What the task asks –
Reproduce the following material line for line, leaving the pictures out of your copy.
### Input rows ###
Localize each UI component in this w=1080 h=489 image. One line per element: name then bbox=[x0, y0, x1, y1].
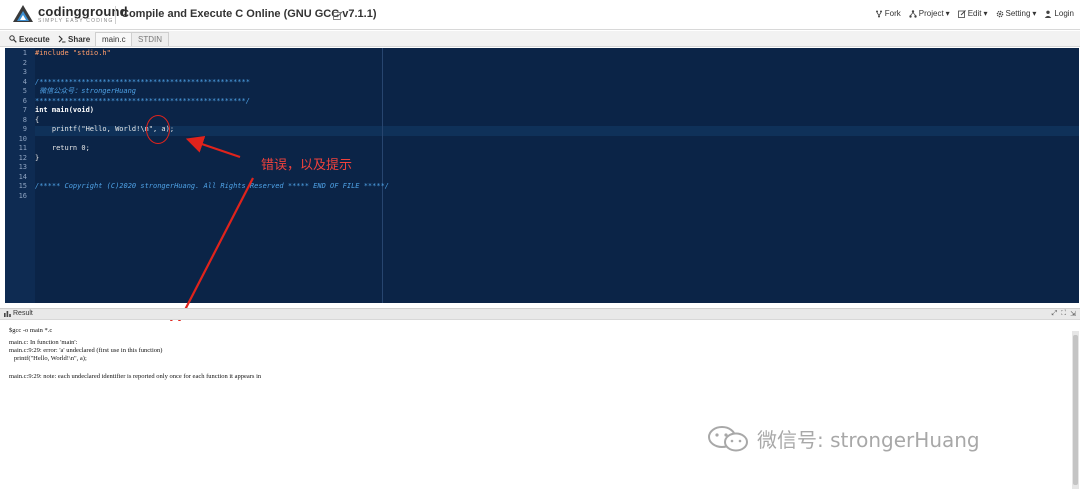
code-line: 14 bbox=[18, 172, 27, 181]
tab-stdin[interactable]: STDIN bbox=[131, 32, 169, 46]
code-line: 5 微信公众号：strongerHuang bbox=[22, 87, 137, 95]
logo-icon bbox=[12, 4, 34, 24]
code-editor[interactable]: 1 #include "stdio.h" 2 3 4/**************… bbox=[5, 48, 1079, 303]
code-line: 12} bbox=[18, 153, 40, 162]
code-line: 13 bbox=[18, 163, 27, 171]
share-button[interactable]: Share bbox=[55, 32, 93, 46]
share-label: Share bbox=[68, 34, 91, 44]
edit-icon bbox=[957, 9, 966, 18]
result-controls: ⤢ ⛶ ⇲ bbox=[1052, 310, 1076, 318]
code-line: 7 int main(void) bbox=[22, 106, 95, 114]
scrollbar-thumb[interactable] bbox=[1073, 335, 1078, 485]
gear-icon bbox=[996, 10, 1003, 17]
share-icon bbox=[58, 35, 66, 43]
result-header: Result ⤢ ⛶ ⇲ bbox=[0, 308, 1080, 320]
fork-icon bbox=[875, 10, 882, 17]
annotation-label: 错误，以及提示 bbox=[261, 158, 353, 173]
output-line: main.c:9:29: note: each undeclared ident… bbox=[9, 373, 262, 380]
code-line: 3 bbox=[22, 68, 27, 76]
code-line: 4/**************************************… bbox=[22, 77, 250, 86]
chevron-down-icon: ▾ bbox=[1032, 9, 1037, 18]
execute-button[interactable]: Execute bbox=[6, 32, 53, 46]
chevron-down-icon: ▾ bbox=[983, 9, 988, 18]
output-line: printf("Hello, World!\n", a); bbox=[9, 355, 87, 362]
menu-setting-label: Setting bbox=[1005, 9, 1031, 18]
output-line: $gcc -o main *.c bbox=[9, 327, 53, 334]
menu-project[interactable]: Project ▾ bbox=[909, 9, 950, 18]
output-line: main.c:9:29: error: 'a' undeclared (firs… bbox=[9, 347, 163, 354]
execute-label: Execute bbox=[19, 34, 50, 44]
expand-icon[interactable]: ⤢ bbox=[1052, 310, 1058, 318]
error-highlight-circle bbox=[146, 115, 170, 144]
logo[interactable]: codingground SIMPLY EASY CODING bbox=[12, 4, 128, 24]
fullscreen-icon[interactable]: ⛶ bbox=[1061, 310, 1066, 318]
header-menu: Fork Project ▾ Edit ▾ Setting ▾ Login bbox=[875, 9, 1074, 18]
menu-setting[interactable]: Setting ▾ bbox=[996, 9, 1037, 18]
tab-main-c[interactable]: main.c bbox=[95, 32, 133, 46]
watermark-label: 微信号: strongerHuang bbox=[757, 428, 980, 452]
result-title-label: Result bbox=[13, 310, 33, 317]
code-line: 2 bbox=[22, 58, 27, 67]
header-bar: codingground SIMPLY EASY CODING Compile … bbox=[0, 0, 1080, 30]
menu-project-label: Project bbox=[918, 9, 944, 18]
menu-login[interactable]: Login bbox=[1044, 9, 1074, 18]
result-output: $gcc -o main *.c main.c: In function 'ma… bbox=[0, 321, 1072, 489]
menu-fork[interactable]: Fork bbox=[875, 9, 901, 18]
code-line: 6 ***************************************… bbox=[22, 96, 250, 105]
chevron-down-icon: ▾ bbox=[945, 9, 950, 18]
header-divider bbox=[115, 6, 116, 24]
result-title: Result bbox=[4, 310, 33, 317]
project-icon bbox=[909, 9, 917, 18]
menu-edit[interactable]: Edit ▾ bbox=[957, 9, 988, 18]
tab-stdin-label: STDIN bbox=[138, 35, 162, 44]
user-icon bbox=[1045, 10, 1052, 18]
code-line: 16 bbox=[18, 191, 27, 200]
output-scrollbar[interactable] bbox=[1072, 331, 1079, 489]
edit-title-icon[interactable] bbox=[333, 8, 343, 20]
code-line: 1 #include "stdio.h" bbox=[22, 49, 111, 57]
code-line: 15/***** Copyright (C)2020 strongerHuang… bbox=[18, 182, 390, 190]
menu-edit-label: Edit bbox=[967, 9, 982, 18]
output-line: main.c: In function 'main': bbox=[9, 339, 78, 346]
menu-login-label: Login bbox=[1054, 9, 1074, 18]
execute-icon bbox=[9, 35, 17, 43]
menu-fork-label: Fork bbox=[884, 9, 901, 18]
wechat-watermark: 微信号: strongerHuang bbox=[707, 424, 980, 453]
bar-chart-icon bbox=[4, 311, 11, 317]
tab-main-c-label: main.c bbox=[102, 35, 126, 44]
collapse-icon[interactable]: ⇲ bbox=[1070, 310, 1076, 318]
editor-toolbar: Execute Share main.c STDIN bbox=[0, 31, 1080, 47]
code-line: 11 return 0; bbox=[18, 144, 90, 152]
wechat-icon bbox=[708, 425, 748, 451]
###
Result for this task –
Localize each UI component in this w=1080 h=489 image. One line per element: name then bbox=[x0, y0, x1, y1].
code-line: 14 bbox=[18, 172, 27, 181]
tab-stdin[interactable]: STDIN bbox=[131, 32, 169, 46]
code-line: 5 微信公众号：strongerHuang bbox=[22, 87, 137, 95]
logo-icon bbox=[12, 4, 34, 24]
code-editor[interactable]: 1 #include "stdio.h" 2 3 4/**************… bbox=[5, 48, 1079, 303]
code-line: 12} bbox=[18, 153, 40, 162]
code-line: 13 bbox=[18, 163, 27, 171]
share-button[interactable]: Share bbox=[55, 32, 93, 46]
share-label: Share bbox=[68, 34, 91, 44]
edit-icon bbox=[957, 9, 966, 18]
result-controls: ⤢ ⛶ ⇲ bbox=[1052, 310, 1076, 318]
code-line: 7 int main(void) bbox=[22, 106, 95, 114]
scrollbar-thumb[interactable] bbox=[1073, 335, 1078, 485]
gear-icon bbox=[996, 10, 1003, 17]
share-icon bbox=[58, 35, 66, 43]
result-header: Result ⤢ ⛶ ⇲ bbox=[0, 308, 1080, 320]
fork-icon bbox=[875, 10, 882, 17]
annotation-label: 错误，以及提示 bbox=[261, 158, 353, 173]
output-line: main.c:9:29: note: each undeclared ident… bbox=[9, 373, 262, 380]
code-line: 3 bbox=[22, 68, 27, 76]
code-line: 4/**************************************… bbox=[22, 77, 250, 86]
chevron-down-icon: ▾ bbox=[1032, 9, 1037, 18]
execute-button[interactable]: Execute bbox=[6, 32, 53, 46]
chevron-down-icon: ▾ bbox=[983, 9, 988, 18]
output-line: printf("Hello, World!\n", a); bbox=[9, 355, 87, 362]
menu-setting-label: Setting bbox=[1005, 9, 1031, 18]
output-line: $gcc -o main *.c bbox=[9, 327, 53, 334]
menu-project[interactable]: Project ▾ bbox=[909, 9, 950, 18]
output-line: main.c:9:29: error: 'a' undeclared (firs… bbox=[9, 347, 163, 354]
execute-label: Execute bbox=[19, 34, 50, 44]
expand-icon[interactable]: ⤢ bbox=[1052, 310, 1058, 318]
error-highlight-circle bbox=[146, 115, 170, 144]
logo[interactable]: codingground SIMPLY EASY CODING bbox=[12, 4, 128, 24]
fullscreen-icon[interactable]: ⛶ bbox=[1061, 310, 1066, 318]
header-menu: Fork Project ▾ Edit ▾ Setting ▾ Login bbox=[875, 9, 1074, 18]
menu-setting[interactable]: Setting ▾ bbox=[996, 9, 1037, 18]
tab-main-c[interactable]: main.c bbox=[95, 32, 133, 46]
watermark-label: 微信号: strongerHuang bbox=[757, 428, 980, 452]
result-title-label: Result bbox=[13, 310, 33, 317]
code-line: 2 bbox=[22, 58, 27, 67]
header-bar: codingground SIMPLY EASY CODING Compile … bbox=[0, 0, 1080, 30]
menu-project-label: Project bbox=[918, 9, 944, 18]
menu-login[interactable]: Login bbox=[1044, 9, 1074, 18]
result-output: $gcc -o main *.c main.c: In function 'ma… bbox=[0, 321, 1072, 489]
menu-fork[interactable]: Fork bbox=[875, 9, 901, 18]
code-line: 6 ***************************************… bbox=[22, 96, 250, 105]
chevron-down-icon: ▾ bbox=[945, 9, 950, 18]
header-divider bbox=[115, 6, 116, 24]
result-title: Result bbox=[4, 310, 33, 317]
project-icon bbox=[909, 9, 917, 18]
menu-edit[interactable]: Edit ▾ bbox=[957, 9, 988, 18]
tab-stdin-label: STDIN bbox=[138, 35, 162, 44]
user-icon bbox=[1045, 10, 1052, 18]
code-line: 16 bbox=[18, 191, 27, 200]
output-scrollbar[interactable] bbox=[1072, 331, 1079, 489]
edit-title-icon[interactable] bbox=[333, 8, 343, 20]
code-line: 1 #include "stdio.h" bbox=[22, 49, 111, 57]
code-line: 15/***** Copyright (C)2020 strongerHuang… bbox=[18, 182, 390, 190]
menu-edit-label: Edit bbox=[967, 9, 982, 18]
output-line: main.c: In function 'main': bbox=[9, 339, 78, 346]
menu-login-label: Login bbox=[1054, 9, 1074, 18]
execute-icon bbox=[9, 35, 17, 43]
menu-fork-label: Fork bbox=[884, 9, 901, 18]
wechat-watermark: 微信号: strongerHuang bbox=[707, 424, 980, 453]
bar-chart-icon bbox=[4, 311, 11, 317]
tab-main-c-label: main.c bbox=[102, 35, 126, 44]
collapse-icon[interactable]: ⇲ bbox=[1070, 310, 1076, 318]
editor-toolbar: Execute Share main.c STDIN bbox=[0, 31, 1080, 47]
code-line: 11 return 0; bbox=[18, 144, 90, 152]
wechat-icon bbox=[708, 425, 748, 451]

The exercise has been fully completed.